━━ EXERCISE DATA

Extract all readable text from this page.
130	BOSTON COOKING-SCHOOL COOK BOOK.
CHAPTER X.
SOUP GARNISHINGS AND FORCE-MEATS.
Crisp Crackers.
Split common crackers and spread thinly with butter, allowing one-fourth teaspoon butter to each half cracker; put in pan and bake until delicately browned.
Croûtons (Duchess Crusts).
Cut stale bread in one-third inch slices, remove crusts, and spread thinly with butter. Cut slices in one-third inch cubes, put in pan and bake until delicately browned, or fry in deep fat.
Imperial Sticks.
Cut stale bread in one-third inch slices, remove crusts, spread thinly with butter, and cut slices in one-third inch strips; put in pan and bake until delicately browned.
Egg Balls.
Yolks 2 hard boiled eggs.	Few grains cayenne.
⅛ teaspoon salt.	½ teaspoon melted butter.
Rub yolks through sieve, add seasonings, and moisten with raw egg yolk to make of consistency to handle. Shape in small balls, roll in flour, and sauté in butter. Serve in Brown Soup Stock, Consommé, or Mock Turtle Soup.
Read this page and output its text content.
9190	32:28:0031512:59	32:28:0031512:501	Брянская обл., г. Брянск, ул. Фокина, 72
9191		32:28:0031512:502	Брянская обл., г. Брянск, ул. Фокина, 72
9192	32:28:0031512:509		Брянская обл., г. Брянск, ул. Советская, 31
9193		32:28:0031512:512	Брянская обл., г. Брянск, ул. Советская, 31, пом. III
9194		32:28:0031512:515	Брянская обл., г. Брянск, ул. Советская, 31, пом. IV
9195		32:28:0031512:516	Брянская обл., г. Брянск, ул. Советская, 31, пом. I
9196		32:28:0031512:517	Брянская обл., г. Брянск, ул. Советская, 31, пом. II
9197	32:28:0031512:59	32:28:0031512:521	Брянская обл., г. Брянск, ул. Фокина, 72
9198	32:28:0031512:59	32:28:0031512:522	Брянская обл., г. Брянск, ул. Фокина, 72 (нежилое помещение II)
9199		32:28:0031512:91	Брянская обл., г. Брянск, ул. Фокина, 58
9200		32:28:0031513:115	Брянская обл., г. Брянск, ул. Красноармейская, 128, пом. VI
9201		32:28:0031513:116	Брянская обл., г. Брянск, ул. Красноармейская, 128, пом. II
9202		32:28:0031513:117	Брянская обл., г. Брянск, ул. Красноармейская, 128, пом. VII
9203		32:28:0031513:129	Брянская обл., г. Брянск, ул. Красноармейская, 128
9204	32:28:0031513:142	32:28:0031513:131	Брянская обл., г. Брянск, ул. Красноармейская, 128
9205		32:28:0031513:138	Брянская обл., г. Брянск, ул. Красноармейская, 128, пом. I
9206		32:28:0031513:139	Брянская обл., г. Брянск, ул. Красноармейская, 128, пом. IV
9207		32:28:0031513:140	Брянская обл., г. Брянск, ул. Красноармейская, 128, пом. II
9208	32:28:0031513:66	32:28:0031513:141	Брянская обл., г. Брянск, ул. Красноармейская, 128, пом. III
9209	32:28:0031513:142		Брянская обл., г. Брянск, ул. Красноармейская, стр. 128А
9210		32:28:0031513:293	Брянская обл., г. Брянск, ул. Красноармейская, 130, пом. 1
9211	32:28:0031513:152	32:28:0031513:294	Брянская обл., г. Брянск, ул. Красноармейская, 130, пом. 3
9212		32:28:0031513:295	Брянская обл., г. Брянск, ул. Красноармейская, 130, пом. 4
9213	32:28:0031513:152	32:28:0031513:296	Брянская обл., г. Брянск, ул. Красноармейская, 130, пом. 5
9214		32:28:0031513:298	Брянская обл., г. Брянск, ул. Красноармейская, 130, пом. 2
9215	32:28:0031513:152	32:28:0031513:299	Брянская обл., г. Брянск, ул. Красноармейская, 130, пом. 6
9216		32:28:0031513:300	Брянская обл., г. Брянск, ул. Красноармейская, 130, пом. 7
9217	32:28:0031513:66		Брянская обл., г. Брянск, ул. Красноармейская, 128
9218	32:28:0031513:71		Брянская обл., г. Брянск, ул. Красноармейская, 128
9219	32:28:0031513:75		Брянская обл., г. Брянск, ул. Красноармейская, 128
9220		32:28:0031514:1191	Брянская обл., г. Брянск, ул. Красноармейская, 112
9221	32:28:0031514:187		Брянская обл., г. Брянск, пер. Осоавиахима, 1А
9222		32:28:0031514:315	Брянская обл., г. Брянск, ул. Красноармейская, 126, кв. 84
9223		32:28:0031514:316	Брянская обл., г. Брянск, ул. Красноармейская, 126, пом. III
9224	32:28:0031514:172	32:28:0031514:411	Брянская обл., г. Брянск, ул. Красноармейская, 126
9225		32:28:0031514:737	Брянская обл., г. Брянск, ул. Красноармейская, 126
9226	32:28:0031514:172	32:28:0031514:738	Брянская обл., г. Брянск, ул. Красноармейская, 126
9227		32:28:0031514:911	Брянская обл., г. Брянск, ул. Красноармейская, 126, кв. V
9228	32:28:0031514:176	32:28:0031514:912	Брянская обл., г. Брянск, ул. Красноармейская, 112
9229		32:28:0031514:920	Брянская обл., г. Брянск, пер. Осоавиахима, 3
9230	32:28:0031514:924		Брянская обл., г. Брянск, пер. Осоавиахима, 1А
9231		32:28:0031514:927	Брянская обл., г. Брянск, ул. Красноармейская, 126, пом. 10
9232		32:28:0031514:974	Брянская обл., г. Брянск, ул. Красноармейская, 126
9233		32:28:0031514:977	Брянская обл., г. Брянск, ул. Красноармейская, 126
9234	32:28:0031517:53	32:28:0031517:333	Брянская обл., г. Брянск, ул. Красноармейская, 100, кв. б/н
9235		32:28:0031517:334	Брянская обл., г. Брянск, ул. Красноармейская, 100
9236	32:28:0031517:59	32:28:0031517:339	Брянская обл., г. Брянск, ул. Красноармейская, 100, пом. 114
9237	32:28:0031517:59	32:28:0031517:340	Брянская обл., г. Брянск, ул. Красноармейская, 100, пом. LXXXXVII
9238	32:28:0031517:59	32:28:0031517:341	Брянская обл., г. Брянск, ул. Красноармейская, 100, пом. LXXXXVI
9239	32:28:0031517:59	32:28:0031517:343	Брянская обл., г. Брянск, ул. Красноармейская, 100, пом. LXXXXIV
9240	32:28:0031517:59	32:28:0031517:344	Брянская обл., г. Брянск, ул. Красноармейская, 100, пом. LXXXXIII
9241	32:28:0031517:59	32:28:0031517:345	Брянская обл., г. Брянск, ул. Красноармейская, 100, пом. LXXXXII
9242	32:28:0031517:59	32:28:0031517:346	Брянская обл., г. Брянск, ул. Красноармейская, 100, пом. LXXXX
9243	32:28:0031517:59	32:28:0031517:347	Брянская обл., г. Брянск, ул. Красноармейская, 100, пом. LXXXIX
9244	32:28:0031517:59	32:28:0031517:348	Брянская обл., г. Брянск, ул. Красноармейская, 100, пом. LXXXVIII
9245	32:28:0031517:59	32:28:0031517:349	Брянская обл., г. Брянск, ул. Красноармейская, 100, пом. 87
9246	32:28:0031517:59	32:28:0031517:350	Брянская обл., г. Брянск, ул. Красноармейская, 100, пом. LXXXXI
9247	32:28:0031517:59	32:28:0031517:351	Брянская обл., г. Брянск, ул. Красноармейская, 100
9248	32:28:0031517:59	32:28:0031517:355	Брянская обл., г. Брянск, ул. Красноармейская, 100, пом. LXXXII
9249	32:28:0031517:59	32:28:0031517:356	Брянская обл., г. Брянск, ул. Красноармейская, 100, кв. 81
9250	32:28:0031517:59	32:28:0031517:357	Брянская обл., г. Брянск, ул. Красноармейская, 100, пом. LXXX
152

━━━━

_SHORT PROBLEM_. Find each line in the records holding the string "inch" and show it.

_EXERCISE ANSWER_.
Cut stale bread in one-third inch slices, remove crusts, and spread thinly with butter. Cut slices in one-third inch cubes, put in pan and bake until delicately browned, or fry in deep fat.
Cut stale bread in one-third inch slices, remove crusts, spread thinly with butter, and cut slices in one-third inch strips; put in pan and bake until delicately browned.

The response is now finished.